▶ **INFORMATION SUPPLIED**:
****************

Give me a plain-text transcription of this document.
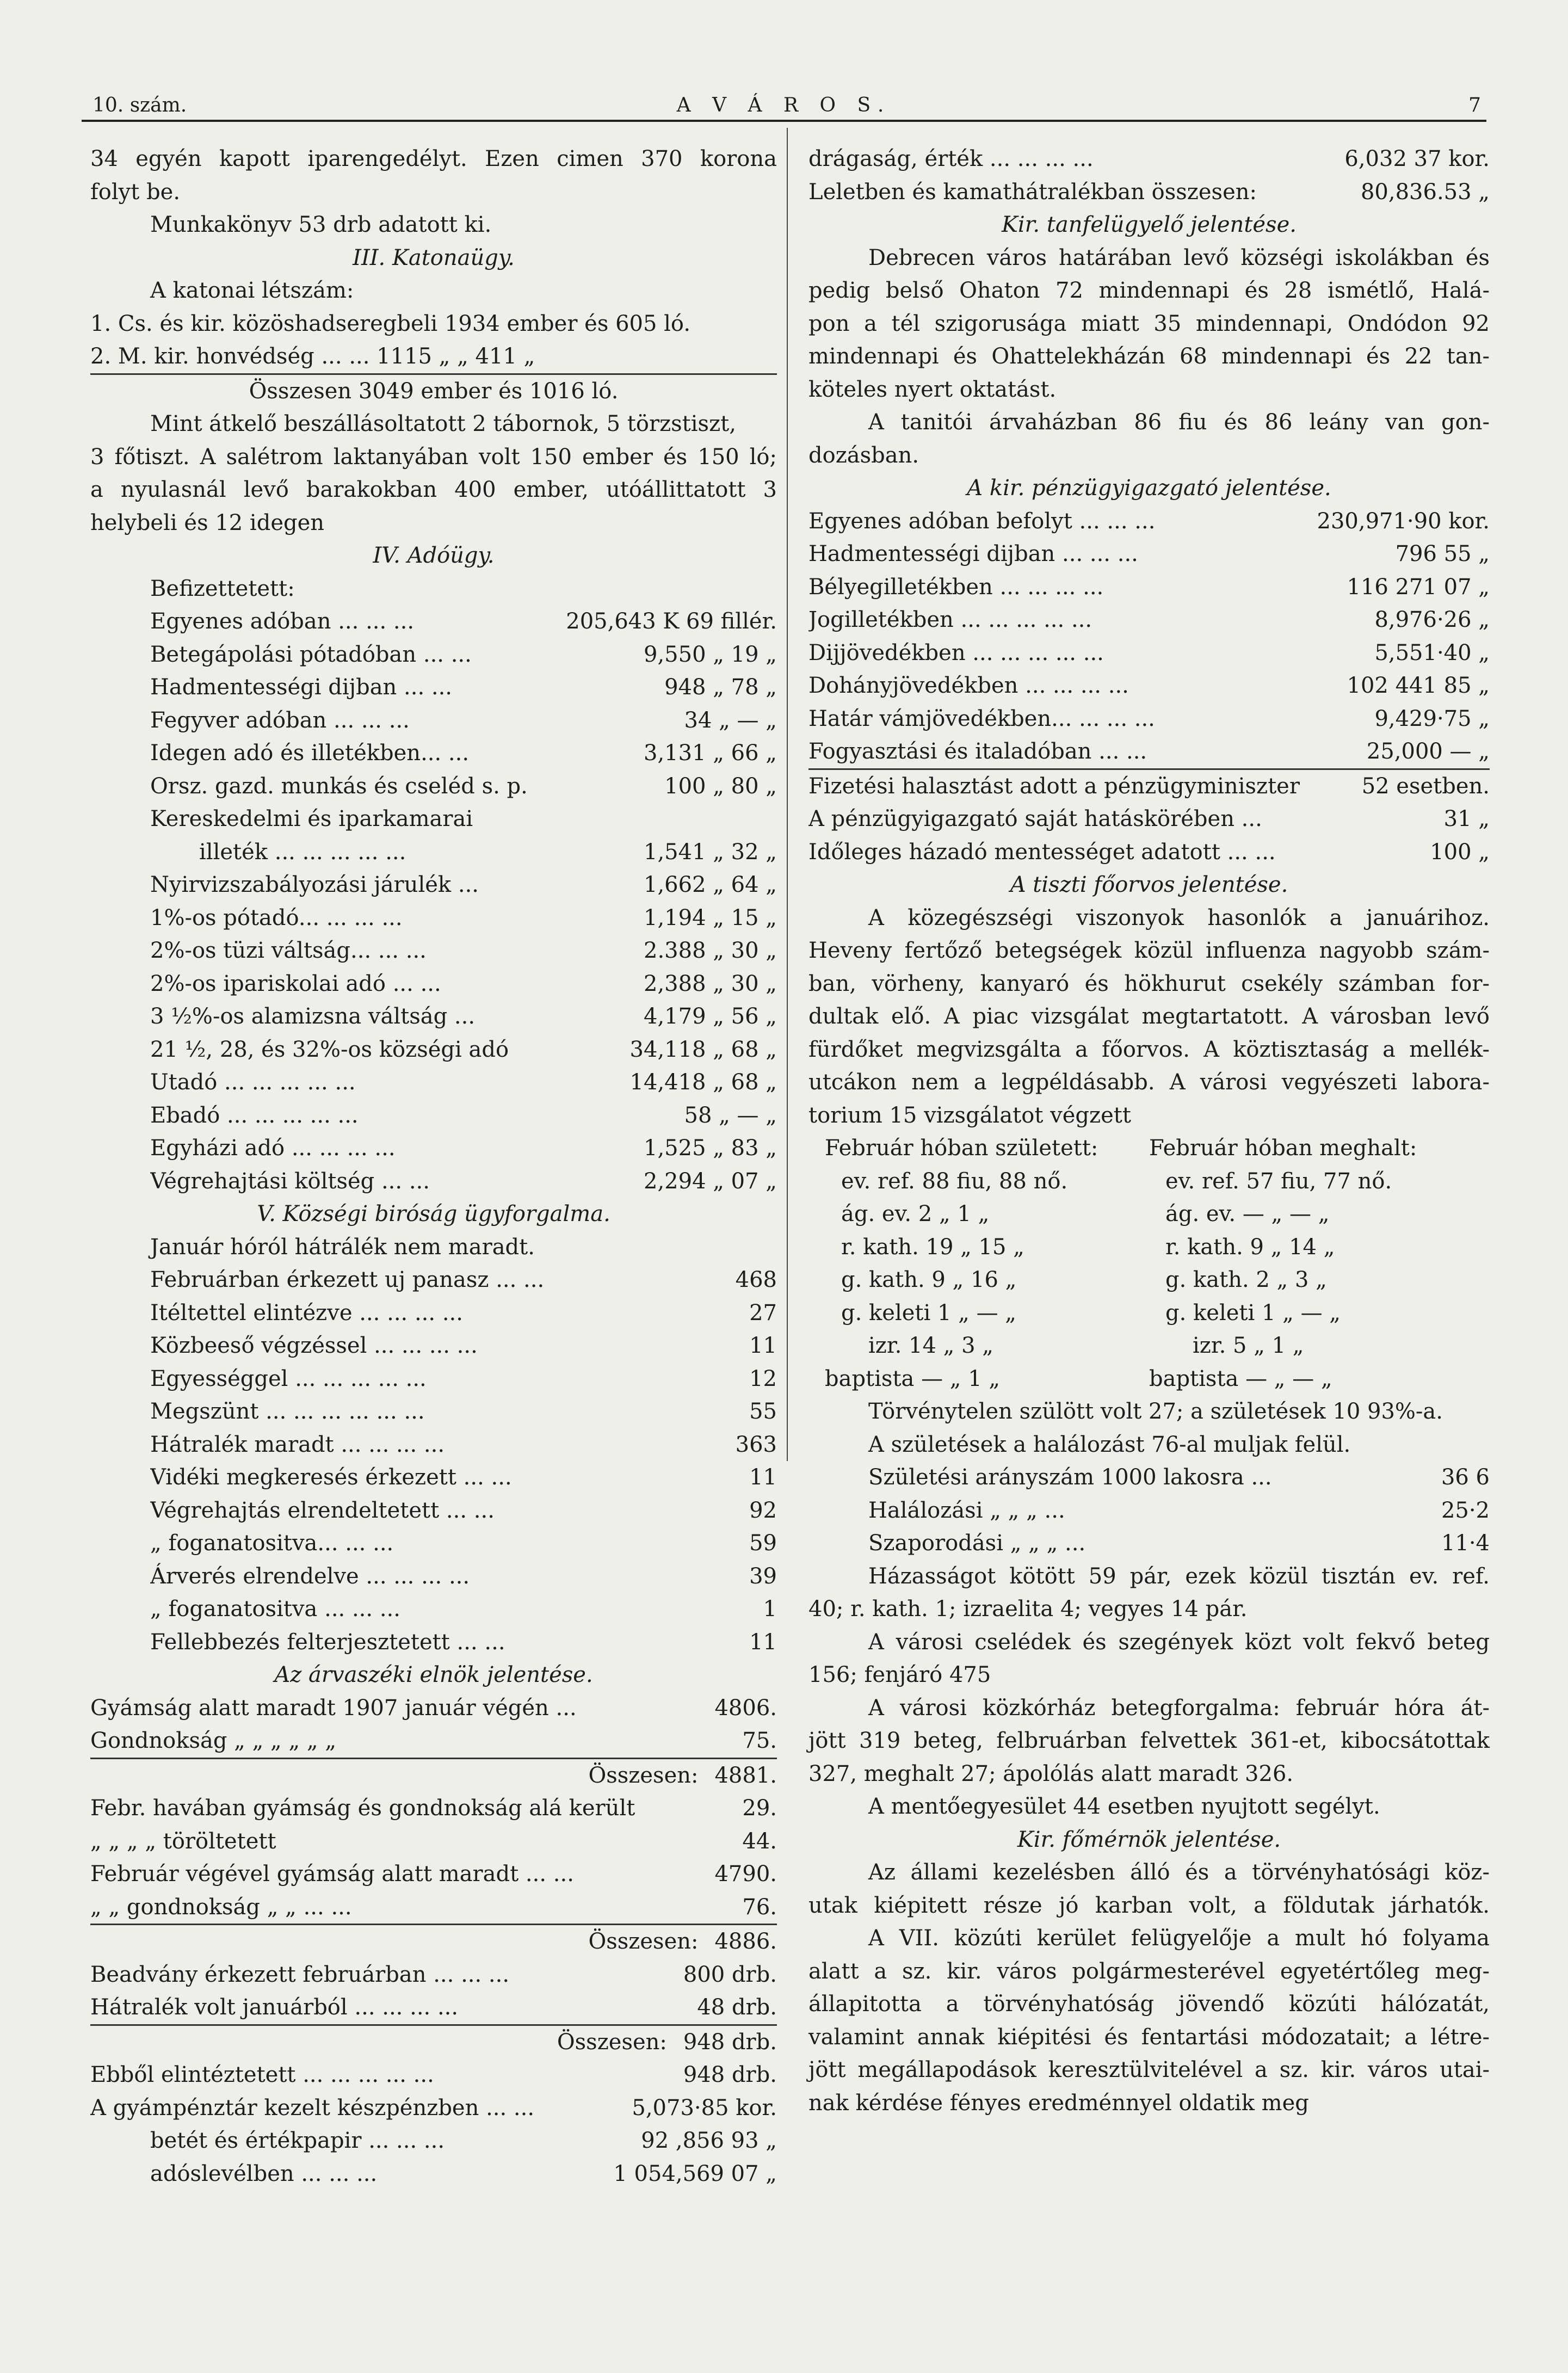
10. szám.	A V Á R O S.	7
34 egyén kapott iparengedélyt. Ezen cimen 370 korona
folyt be.
Munkakönyv 53 drb adatott ki.
III. Katonaügy.
A katonai létszám:
1. Cs. és kir. közöshadseregbeli 1934 ember és 605 ló.
2. M. kir. honvédség ... ... 1115 „ „ 411 „
Összesen 3049 ember és 1016 ló.
Mint átkelő beszállásoltatott 2 tábornok, 5 törzstiszt,
3 főtiszt. A salétrom laktanyában volt 150 ember és 150 ló;
a nyulasnál levő barakokban 400 ember, utóállittatott 3
helybeli és 12 idegen
IV. Adóügy.
Befizettetett:
Egyenes adóban ... ... ...	205,643 K 69 fillér.
Betegápolási pótadóban ... ...	9,550 „ 19 „
Hadmentességi dijban ... ...	948 „ 78 „
Fegyver adóban ... ... ...	34 „ — „
Idegen adó és illetékben... ...	3,131 „ 66 „
Orsz. gazd. munkás és cseléd s. p.	100 „ 80 „
Kereskedelmi és iparkamarai
illeték ... ... ... ... ...	1,541 „ 32 „
Nyirvizszabályozási járulék ...	1,662 „ 64 „
1%-os pótadó... ... ... ...	1,194 „ 15 „
2%-os tüzi váltság... ... ...	2.388 „ 30 „
2%-os ipariskolai adó ... ...	2,388 „ 30 „
3 ½%-os alamizsna váltság ...	4,179 „ 56 „
21 ½, 28, és 32%-os községi adó	34,118 „ 68 „
Utadó ... ... ... ... ...	14,418 „ 68 „
Ebadó ... ... ... ... ...	58 „ — „
Egyházi adó ... ... ... ...	1,525 „ 83 „
Végrehajtási költség ... ...	2,294 „ 07 „
V. Községi biróság ügyforgalma.
Január hóról hátrálék nem maradt.
Februárban érkezett uj panasz ... ...	468
Itéltettel elintézve ... ... ... ...	27
Közbeeső végzéssel ... ... ... ...	11
Egyességgel ... ... ... ... ...	12
Megszünt ... ... ... ... ... ...	55
Hátralék maradt ... ... ... ...	363
Vidéki megkeresés érkezett ... ...	11
Végrehajtás elrendeltetett ... ...	92
„ foganatositva... ... ...	59
Árverés elrendelve ... ... ... ...	39
„ foganatositva ... ... ...	1
Fellebbezés felterjesztetett ... ...	11
Az árvaszéki elnök jelentése.
Gyámság alatt maradt 1907 január végén ...	4806.
Gondnokság „ „ „ „ „ „	75.
Összesen: 4881.
Febr. havában gyámság és gondnokság alá került	29.
„ „ „ „ töröltetett	44.
Február végével gyámság alatt maradt ... ...	4790.
„ „ gondnokság „ „ ... ...	76.
Összesen: 4886.
Beadvány érkezett februárban ... ... ...	800 drb.
Hátralék volt januárból ... ... ... ...	48 drb.
Összesen: 948 drb.
Ebből elintéztetett ... ... ... ... ...	948 drb.
A gyámpénztár kezelt készpénzben ... ...	5,073·85 kor.
betét és értékpapir ... ... ...	92 ,856 93 „
adóslevélben ... ... ...	1 054,569 07 „
drágaság, érték ... ... ... ...	6,032 37 kor.
Leletben és kamathátralékban összesen:	80,836.53 „
Kir. tanfelügyelő jelentése.
Debrecen város határában levő községi iskolákban és
pedig belső Ohaton 72 mindennapi és 28 ismétlő, Halá-
pon a tél szigorusága miatt 35 mindennapi, Ondódon 92
mindennapi és Ohattelekházán 68 mindennapi és 22 tan-
köteles nyert oktatást.
A tanitói árvaházban 86 fiu és 86 leány van gon-
dozásban.
A kir. pénzügyigazgató jelentése.
Egyenes adóban befolyt ... ... ...	230,971·90 kor.
Hadmentességi dijban ... ... ...	796 55 „
Bélyegilletékben ... ... ... ...	116 271 07 „
Jogilletékben ... ... ... ... ...	8,976·26 „
Dijjövedékben ... ... ... ... ...	5,551·40 „
Dohányjövedékben ... ... ... ...	102 441 85 „
Határ vámjövedékben... ... ... ...	9,429·75 „
Fogyasztási és italadóban ... ...	25,000 — „
Fizetési halasztást adott a pénzügyminiszter	52 esetben.
A pénzügyigazgató saját hatáskörében ...	31 „
Időleges házadó mentességet adatott ... ...	100 „
A tiszti főorvos jelentése.
A közegészségi viszonyok hasonlók a januárihoz.
Heveny fertőző betegségek közül influenza nagyobb szám-
ban, vörheny, kanyaró és hökhurut csekély számban for-
dultak elő. A piac vizsgálat megtartatott. A városban levő
fürdőket megvizsgálta a főorvos. A köztisztaság a mellék-
utcákon nem a legpéldásabb. A városi vegyészeti labora-
torium 15 vizsgálatot végzett
Február hóban született:
ev. ref. 88 fiu, 88 nő.
ág. ev. 2 „ 1 „
r. kath. 19 „ 15 „
g. kath. 9 „ 16 „
g. keleti 1 „ — „
izr. 14 „ 3 „
baptista — „ 1 „
Február hóban meghalt:
ev. ref. 57 fiu, 77 nő.
ág. ev. — „ — „
r. kath. 9 „ 14 „
g. kath. 2 „ 3 „
g. keleti 1 „ — „
izr. 5 „ 1 „
baptista — „ — „
Törvénytelen szülött volt 27; a születések 10 93%-a.
A születések a halálozást 76-al muljak felül.
Születési arányszám 1000 lakosra ...	36 6
Halálozási „ „ „ ...	25·2
Szaporodási „ „ „ ...	11·4
Házasságot kötött 59 pár, ezek közül tisztán ev. ref.
40; r. kath. 1; izraelita 4; vegyes 14 pár.
A városi cselédek és szegények közt volt fekvő beteg
156; fenjáró 475
A városi közkórház betegforgalma: február hóra át-
jött 319 beteg, felbruárban felvettek 361-et, kibocsátottak
327, meghalt 27; ápolólás alatt maradt 326.
A mentőegyesület 44 esetben nyujtott segélyt.
Kir. főmérnök jelentése.
Az állami kezelésben álló és a törvényhatósági köz-
utak kiépitett része jó karban volt, a földutak járhatók.
A VII. közúti kerület felügyelője a mult hó folyama
alatt a sz. kir. város polgármesterével egyetértőleg meg-
állapitotta a törvényhatóság jövendő közúti hálózatát,
valamint annak kiépitési és fentartási módozatait; a létre-
jött megállapodások keresztülvitelével a sz. kir. város utai-
nak kérdése fényes eredménnyel oldatik meg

****************

▶ **TASK OBJECTIVE**: Copy out all the records exactly, excluding pictures.

▶ **FINISHED EXERCISE**:
Give me a plain-text transcription of this document.
10. szám.	A V Á R O S.	7
34 egyén kapott iparengedélyt. Ezen cimen 370 korona
folyt be.
Munkakönyv 53 drb adatott ki.
III. Katonaügy.
A katonai létszám:
1. Cs. és kir. közöshadseregbeli 1934 ember és 605 ló.
2. M. kir. honvédség ... ... 1115 „ „ 411 „
Összesen 3049 ember és 1016 ló.
Mint átkelő beszállásoltatott 2 tábornok, 5 törzstiszt,
3 főtiszt. A salétrom laktanyában volt 150 ember és 150 ló;
a nyulasnál levő barakokban 400 ember, utóállittatott 3
helybeli és 12 idegen
IV. Adóügy.
Befizettetett:
Egyenes adóban ... ... ...	205,643 K 69 fillér.
Betegápolási pótadóban ... ...	9,550 „ 19 „
Hadmentességi dijban ... ...	948 „ 78 „
Fegyver adóban ... ... ...	34 „ — „
Idegen adó és illetékben... ...	3,131 „ 66 „
Orsz. gazd. munkás és cseléd s. p.	100 „ 80 „
Kereskedelmi és iparkamarai
illeték ... ... ... ... ...	1,541 „ 32 „
Nyirvizszabályozási járulék ...	1,662 „ 64 „
1%-os pótadó... ... ... ...	1,194 „ 15 „
2%-os tüzi váltság... ... ...	2.388 „ 30 „
2%-os ipariskolai adó ... ...	2,388 „ 30 „
3 ½%-os alamizsna váltság ...	4,179 „ 56 „
21 ½, 28, és 32%-os községi adó	34,118 „ 68 „
Utadó ... ... ... ... ...	14,418 „ 68 „
Ebadó ... ... ... ... ...	58 „ — „
Egyházi adó ... ... ... ...	1,525 „ 83 „
Végrehajtási költség ... ...	2,294 „ 07 „
V. Községi biróság ügyforgalma.
Január hóról hátrálék nem maradt.
Februárban érkezett uj panasz ... ...	468
Itéltettel elintézve ... ... ... ...	27
Közbeeső végzéssel ... ... ... ...	11
Egyességgel ... ... ... ... ...	12
Megszünt ... ... ... ... ... ...	55
Hátralék maradt ... ... ... ...	363
Vidéki megkeresés érkezett ... ...	11
Végrehajtás elrendeltetett ... ...	92
„ foganatositva... ... ...	59
Árverés elrendelve ... ... ... ...	39
„ foganatositva ... ... ...	1
Fellebbezés felterjesztetett ... ...	11
Az árvaszéki elnök jelentése.
Gyámság alatt maradt 1907 január végén ...	4806.
Gondnokság „ „ „ „ „ „	75.
Összesen: 4881.
Febr. havában gyámság és gondnokság alá került	29.
„ „ „ „ töröltetett	44.
Február végével gyámság alatt maradt ... ...	4790.
„ „ gondnokság „ „ ... ...	76.
Összesen: 4886.
Beadvány érkezett februárban ... ... ...	800 drb.
Hátralék volt januárból ... ... ... ...	48 drb.
Összesen: 948 drb.
Ebből elintéztetett ... ... ... ... ...	948 drb.
A gyámpénztár kezelt készpénzben ... ...	5,073·85 kor.
betét és értékpapir ... ... ...	92 ,856 93 „
adóslevélben ... ... ...	1 054,569 07 „
drágaság, érték ... ... ... ...	6,032 37 kor.
Leletben és kamathátralékban összesen:	80,836.53 „
Kir. tanfelügyelő jelentése.
Debrecen város határában levő községi iskolákban és
pedig belső Ohaton 72 mindennapi és 28 ismétlő, Halá-
pon a tél szigorusága miatt 35 mindennapi, Ondódon 92
mindennapi és Ohattelekházán 68 mindennapi és 22 tan-
köteles nyert oktatást.
A tanitói árvaházban 86 fiu és 86 leány van gon-
dozásban.
A kir. pénzügyigazgató jelentése.
Egyenes adóban befolyt ... ... ...	230,971·90 kor.
Hadmentességi dijban ... ... ...	796 55 „
Bélyegilletékben ... ... ... ...	116 271 07 „
Jogilletékben ... ... ... ... ...	8,976·26 „
Dijjövedékben ... ... ... ... ...	5,551·40 „
Dohányjövedékben ... ... ... ...	102 441 85 „
Határ vámjövedékben... ... ... ...	9,429·75 „
Fogyasztási és italadóban ... ...	25,000 — „
Fizetési halasztást adott a pénzügyminiszter	52 esetben.
A pénzügyigazgató saját hatáskörében ...	31 „
Időleges házadó mentességet adatott ... ...	100 „
A tiszti főorvos jelentése.
A közegészségi viszonyok hasonlók a januárihoz.
Heveny fertőző betegségek közül influenza nagyobb szám-
ban, vörheny, kanyaró és hökhurut csekély számban for-
dultak elő. A piac vizsgálat megtartatott. A városban levő
fürdőket megvizsgálta a főorvos. A köztisztaság a mellék-
utcákon nem a legpéldásabb. A városi vegyészeti labora-
torium 15 vizsgálatot végzett
Február hóban született:
ev. ref. 88 fiu, 88 nő.
ág. ev. 2 „ 1 „
r. kath. 19 „ 15 „
g. kath. 9 „ 16 „
g. keleti 1 „ — „
izr. 14 „ 3 „
baptista — „ 1 „
Február hóban meghalt:
ev. ref. 57 fiu, 77 nő.
ág. ev. — „ — „
r. kath. 9 „ 14 „
g. kath. 2 „ 3 „
g. keleti 1 „ — „
izr. 5 „ 1 „
baptista — „ — „
Törvénytelen szülött volt 27; a születések 10 93%-a.
A születések a halálozást 76-al muljak felül.
Születési arányszám 1000 lakosra ...	36 6
Halálozási „ „ „ ...	25·2
Szaporodási „ „ „ ...	11·4
Házasságot kötött 59 pár, ezek közül tisztán ev. ref.
40; r. kath. 1; izraelita 4; vegyes 14 pár.
A városi cselédek és szegények közt volt fekvő beteg
156; fenjáró 475
A városi közkórház betegforgalma: február hóra át-
jött 319 beteg, felbruárban felvettek 361-et, kibocsátottak
327, meghalt 27; ápolólás alatt maradt 326.
A mentőegyesület 44 esetben nyujtott segélyt.
Kir. főmérnök jelentése.
Az állami kezelésben álló és a törvényhatósági köz-
utak kiépitett része jó karban volt, a földutak járhatók.
A VII. közúti kerület felügyelője a mult hó folyama
alatt a sz. kir. város polgármesterével egyetértőleg meg-
állapitotta a törvényhatóság jövendő közúti hálózatát,
valamint annak kiépitési és fentartási módozatait; a létre-
jött megállapodások keresztülvitelével a sz. kir. város utai-
nak kérdése fényes eredménnyel oldatik meg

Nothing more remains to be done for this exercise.